_EXERCISE BRIEF_.
Scan the records below for lines with the word "places", then state how many you find and nothing else.

_RECORDS SUPPLIED_.
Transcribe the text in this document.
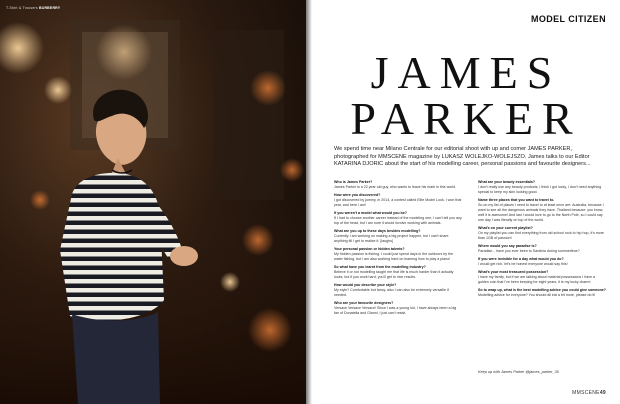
T-Shirt & Trousers BURBERRY
MODEL CITIZEN
JAMES
PARKER
We spend time near Milano Centrale for our editorial shoot with up and comer JAMES PARKER, photographed for MMSCENE magazine by LUKASZ WOLEJKO-WOLEJSZO. James talks to our Editor KATARINA DJORIC about the start of his modelling career, personal passions and favourite designers...
Who is James Parker?
James Parker is a 22 year old guy, who wants to leave his mark in this world.
How were you discovered?
I got discovered by jummy, in 2014, a contest called Elite Model Look, I won that year, and here I am!
If you weren't a model what would you be?
If I had to choose another career instead of the modeling one, I can't tell you any top of the head, but I am sure it would involve working with animals.
What are you up to these days besides modelling?
Currently I am working on making a big project happen, but I can't share anything till I get to realize it. [laughs]
Your personal passion or hidden talents?
My hidden passion is fishing. I could just spend days in the outdoors by the water fishing, but I am also working hard on learning how to play a piano!
So what have you learnt from the modelling industry?
Believe it or not modelling taught me that life is much harder than it actually looks, but if you work hard, you'll get to nice results.
How would you describe your style?
My style? Comfortable but fancy, also I can also be extremely versatile if needed.
Who are your favourite designers?
Versace Versace Versace! Since I was a young kid, I have always been a big fan of Donatella and Gianni, I just can't resist.
What are your beauty essentials?
I don't really use any beauty products, I think I got lucky, I don't need anything special to keep my skin looking good.
Name three places that you want to travel to.
So on my list of places I need to travel to at least once are: Australia, because I want to see all the dangerous animals they have. Thailand because: you know, well it is awesome! And last I would love to go to the North Pole, so I could say one day I was literally on top of the world.
What's on your current playlist?
On my playlist you can find everything from old school rock to hip hop, it's more than 1GB of passion!
Where would you say paradise is?
Paradise... have you ever been to Sardinia during summertime?
If you were invisible for a day what would you do?
I would get rich, let's be honest everyone would say this!
What's your most treasured possession?
I have my family, but if we are talking about material possessions I have a golden coin that I've been keeping for eight years, it is my lucky charm!
So to wrap up, what is the best modelling advice you could give someone?
Modelling advice for everyone? You should all eat a bit more, please do it!
Keep up with James Parker @james_parker_36
MMSCENE49
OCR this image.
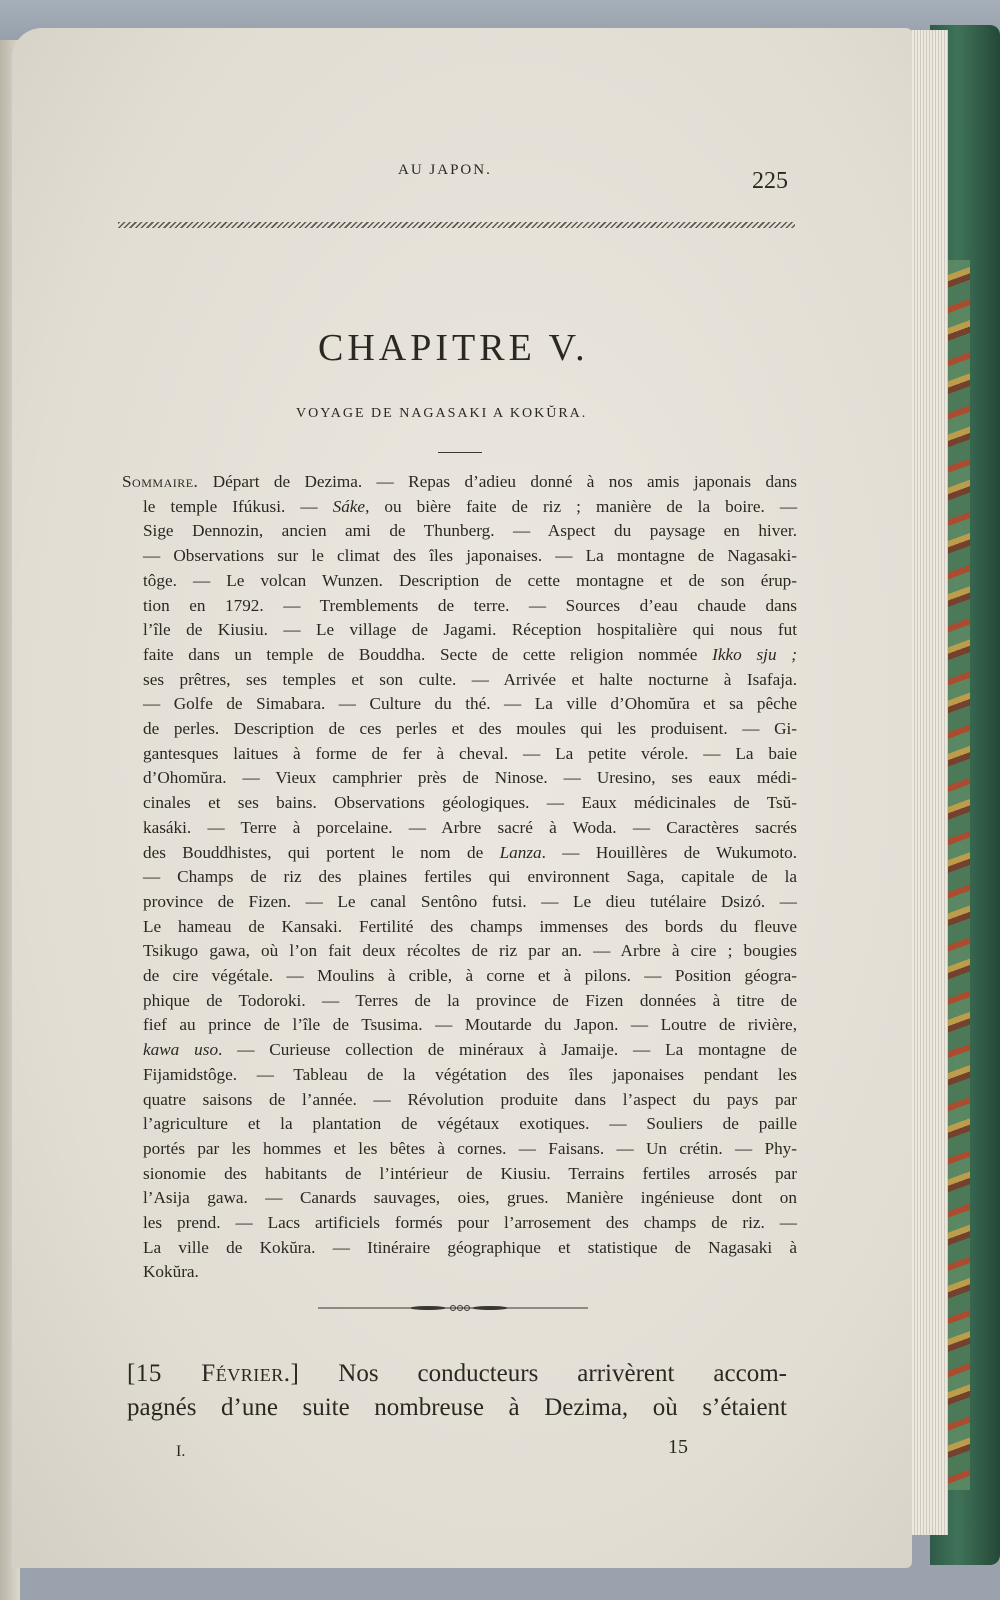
AU JAPON.	225
CHAPITRE V.
VOYAGE DE NAGASAKI A KOKŬRA.
Sommaire. Départ de Dezima. — Repas d’adieu donné à nos amis japonais dans
le temple Ifúkusi. — Sáke, ou bière faite de riz ; manière de la boire. —
Sige Dennozin, ancien ami de Thunberg. — Aspect du paysage en hiver.
— Observations sur le climat des îles japonaises. — La montagne de Nagasaki-
tôge. — Le volcan Wunzen. Description de cette montagne et de son érup-
tion en 1792. — Tremblements de terre. — Sources d’eau chaude dans
l’île de Kiusiu. — Le village de Jagami. Réception hospitalière qui nous fut
faite dans un temple de Bouddha. Secte de cette religion nommée Ikko sju ;
ses prêtres, ses temples et son culte. — Arrivée et halte nocturne à Isafaja.
— Golfe de Simabara. — Culture du thé. — La ville d’Ohomŭra et sa pêche
de perles. Description de ces perles et des moules qui les produisent. — Gi-
gantesques laitues à forme de fer à cheval. — La petite vérole. — La baie
d’Ohomŭra. — Vieux camphrier près de Ninose. — Uresino, ses eaux médi-
cinales et ses bains. Observations géologiques. — Eaux médicinales de Tsŭ-
kasáki. — Terre à porcelaine. — Arbre sacré à Woda. — Caractères sacrés
des Bouddhistes, qui portent le nom de Lanza. — Houillères de Wukumoto.
— Champs de riz des plaines fertiles qui environnent Saga, capitale de la
province de Fizen. — Le canal Sentôno futsi. — Le dieu tutélaire Dsizó. —
Le hameau de Kansaki. Fertilité des champs immenses des bords du fleuve
Tsikugo gawa, où l’on fait deux récoltes de riz par an. — Arbre à cire ; bougies
de cire végétale. — Moulins à crible, à corne et à pilons. — Position géogra-
phique de Todoroki. — Terres de la province de Fizen données à titre de
fief au prince de l’île de Tsusima. — Moutarde du Japon. — Loutre de rivière,
kawa uso. — Curieuse collection de minéraux à Jamaije. — La montagne de
Fijamidstôge. — Tableau de la végétation des îles japonaises pendant les
quatre saisons de l’année. — Révolution produite dans l’aspect du pays par
l’agriculture et la plantation de végétaux exotiques. — Souliers de paille
portés par les hommes et les bêtes à cornes. — Faisans. — Un crétin. — Phy-
sionomie des habitants de l’intérieur de Kiusiu. Terrains fertiles arrosés par
l’Asija gawa. — Canards sauvages, oies, grues. Manière ingénieuse dont on
les prend. — Lacs artificiels formés pour l’arrosement des champs de riz. —
La ville de Kokŭra. — Itinéraire géographique et statistique de Nagasaki à
Kokŭra.
[15 Février.] Nos conducteurs arrivèrent accom-
pagnés d’une suite nombreuse à Dezima, où s’étaient
I.	15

_COMPLETED TASK_.
2